== LISTED RECORDS

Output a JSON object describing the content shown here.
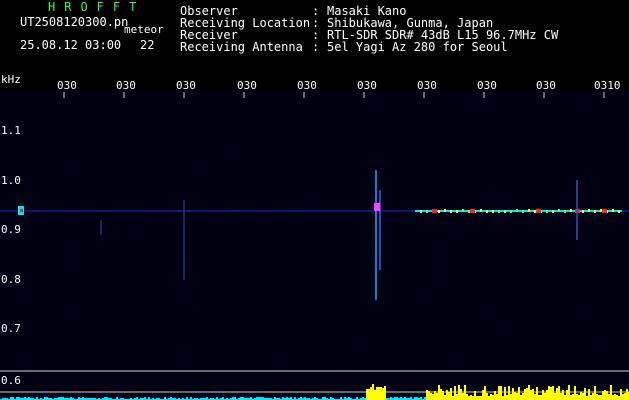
{
  "header": {
    "app_title": "HROFFT",
    "filename": "UT2508120300.pn",
    "meteor_label": "meteor",
    "datetime": "25.08.12 03:00",
    "meteor_count": "22"
  },
  "info": [
    {
      "label": "Observer",
      "value": "Masaki Kano"
    },
    {
      "label": "Receiving Location",
      "value": "Shibukawa, Gunma, Japan"
    },
    {
      "label": "Receiver",
      "value": "RTL-SDR SDR# 43dB L15 96.7MHz CW"
    },
    {
      "label": "Receiving Antenna",
      "value": "5el Yagi Az 280 for Seoul"
    }
  ],
  "axis": {
    "unit_label": "kHz",
    "time_ticks": [
      "030",
      "030",
      "030",
      "030",
      "030",
      "030",
      "030",
      "030",
      "030",
      "0310"
    ],
    "freq_ticks": [
      "1.1",
      "1.0",
      "0.9",
      "0.8",
      "0.7",
      "0.6"
    ]
  },
  "colors": {
    "header_green": "#33ff33",
    "text_white": "#ffffff",
    "trace_cyan": "#00e5ff",
    "signal_yellow": "#ffff00",
    "signal_red": "#ff2020",
    "background_blue": "#000030"
  }
}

====

• THE REQUEST
Set down the material exactly, every line of it, except for the pictures.

• ANSWER TO THIS EXERCISE
Output a JSON object describing the content shown here.
{
  "header": {
    "app_title": "HROFFT",
    "filename": "UT2508120300.pn",
    "meteor_label": "meteor",
    "datetime": "25.08.12 03:00",
    "meteor_count": "22"
  },
  "info": [
    {
      "label": "Observer",
      "value": "Masaki Kano"
    },
    {
      "label": "Receiving Location",
      "value": "Shibukawa, Gunma, Japan"
    },
    {
      "label": "Receiver",
      "value": "RTL-SDR SDR# 43dB L15 96.7MHz CW"
    },
    {
      "label": "Receiving Antenna",
      "value": "5el Yagi Az 280 for Seoul"
    }
  ],
  "axis": {
    "unit_label": "kHz",
    "time_ticks": [
      "030",
      "030",
      "030",
      "030",
      "030",
      "030",
      "030",
      "030",
      "030",
      "0310"
    ],
    "freq_ticks": [
      "1.1",
      "1.0",
      "0.9",
      "0.8",
      "0.7",
      "0.6"
    ]
  },
  "colors": {
    "header_green": "#33ff33",
    "text_white": "#ffffff",
    "trace_cyan": "#00e5ff",
    "signal_yellow": "#ffff00",
    "signal_red": "#ff2020",
    "background_blue": "#000030"
  }
}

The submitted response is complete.